- Information shown:
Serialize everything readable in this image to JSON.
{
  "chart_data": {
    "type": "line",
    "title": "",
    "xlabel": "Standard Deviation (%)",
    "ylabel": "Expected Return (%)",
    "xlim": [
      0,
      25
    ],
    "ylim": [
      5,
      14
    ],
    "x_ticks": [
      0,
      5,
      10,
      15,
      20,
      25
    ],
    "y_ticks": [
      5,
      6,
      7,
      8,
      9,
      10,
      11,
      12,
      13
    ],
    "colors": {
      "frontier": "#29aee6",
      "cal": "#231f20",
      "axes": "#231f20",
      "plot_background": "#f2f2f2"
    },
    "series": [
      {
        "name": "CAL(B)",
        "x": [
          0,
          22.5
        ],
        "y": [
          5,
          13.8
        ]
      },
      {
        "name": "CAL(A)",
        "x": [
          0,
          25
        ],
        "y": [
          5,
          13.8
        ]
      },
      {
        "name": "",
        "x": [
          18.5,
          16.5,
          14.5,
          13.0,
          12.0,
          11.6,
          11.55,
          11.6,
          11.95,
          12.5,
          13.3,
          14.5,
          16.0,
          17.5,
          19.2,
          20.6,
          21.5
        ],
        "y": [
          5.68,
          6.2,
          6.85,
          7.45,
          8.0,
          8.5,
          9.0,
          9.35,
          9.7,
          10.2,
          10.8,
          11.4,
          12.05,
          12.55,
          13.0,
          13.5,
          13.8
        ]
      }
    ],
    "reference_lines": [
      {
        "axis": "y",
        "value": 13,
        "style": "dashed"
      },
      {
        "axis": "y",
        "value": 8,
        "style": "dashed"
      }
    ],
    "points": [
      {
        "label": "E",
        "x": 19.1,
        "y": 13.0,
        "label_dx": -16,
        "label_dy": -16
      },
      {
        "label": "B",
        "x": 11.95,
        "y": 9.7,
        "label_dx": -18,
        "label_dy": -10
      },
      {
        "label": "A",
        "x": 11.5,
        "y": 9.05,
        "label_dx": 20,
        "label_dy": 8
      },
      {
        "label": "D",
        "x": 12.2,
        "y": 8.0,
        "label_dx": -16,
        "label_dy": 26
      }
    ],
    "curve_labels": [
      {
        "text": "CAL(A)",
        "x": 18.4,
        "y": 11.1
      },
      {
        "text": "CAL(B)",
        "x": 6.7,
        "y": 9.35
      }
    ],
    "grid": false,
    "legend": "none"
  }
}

- What you should do: Quote the data above in full, changing nothing.

- Response below:
Serialize everything readable in this image to JSON.
{
  "chart_data": {
    "type": "line",
    "title": "",
    "xlabel": "Standard Deviation (%)",
    "ylabel": "Expected Return (%)",
    "xlim": [
      0,
      25
    ],
    "ylim": [
      5,
      14
    ],
    "x_ticks": [
      0,
      5,
      10,
      15,
      20,
      25
    ],
    "y_ticks": [
      5,
      6,
      7,
      8,
      9,
      10,
      11,
      12,
      13
    ],
    "colors": {
      "frontier": "#29aee6",
      "cal": "#231f20",
      "axes": "#231f20",
      "plot_background": "#f2f2f2"
    },
    "series": [
      {
        "name": "CAL(B)",
        "x": [
          0,
          22.5
        ],
        "y": [
          5,
          13.8
        ]
      },
      {
        "name": "CAL(A)",
        "x": [
          0,
          25
        ],
        "y": [
          5,
          13.8
        ]
      },
      {
        "name": "",
        "x": [
          18.5,
          16.5,
          14.5,
          13.0,
          12.0,
          11.6,
          11.55,
          11.6,
          11.95,
          12.5,
          13.3,
          14.5,
          16.0,
          17.5,
          19.2,
          20.6,
          21.5
        ],
        "y": [
          5.68,
          6.2,
          6.85,
          7.45,
          8.0,
          8.5,
          9.0,
          9.35,
          9.7,
          10.2,
          10.8,
          11.4,
          12.05,
          12.55,
          13.0,
          13.5,
          13.8
        ]
      }
    ],
    "reference_lines": [
      {
        "axis": "y",
        "value": 13,
        "style": "dashed"
      },
      {
        "axis": "y",
        "value": 8,
        "style": "dashed"
      }
    ],
    "points": [
      {
        "label": "E",
        "x": 19.1,
        "y": 13.0,
        "label_dx": -16,
        "label_dy": -16
      },
      {
        "label": "B",
        "x": 11.95,
        "y": 9.7,
        "label_dx": -18,
        "label_dy": -10
      },
      {
        "label": "A",
        "x": 11.5,
        "y": 9.05,
        "label_dx": 20,
        "label_dy": 8
      },
      {
        "label": "D",
        "x": 12.2,
        "y": 8.0,
        "label_dx": -16,
        "label_dy": 26
      }
    ],
    "curve_labels": [
      {
        "text": "CAL(A)",
        "x": 18.4,
        "y": 11.1
      },
      {
        "text": "CAL(B)",
        "x": 6.7,
        "y": 9.35
      }
    ],
    "grid": false,
    "legend": "none"
  }
}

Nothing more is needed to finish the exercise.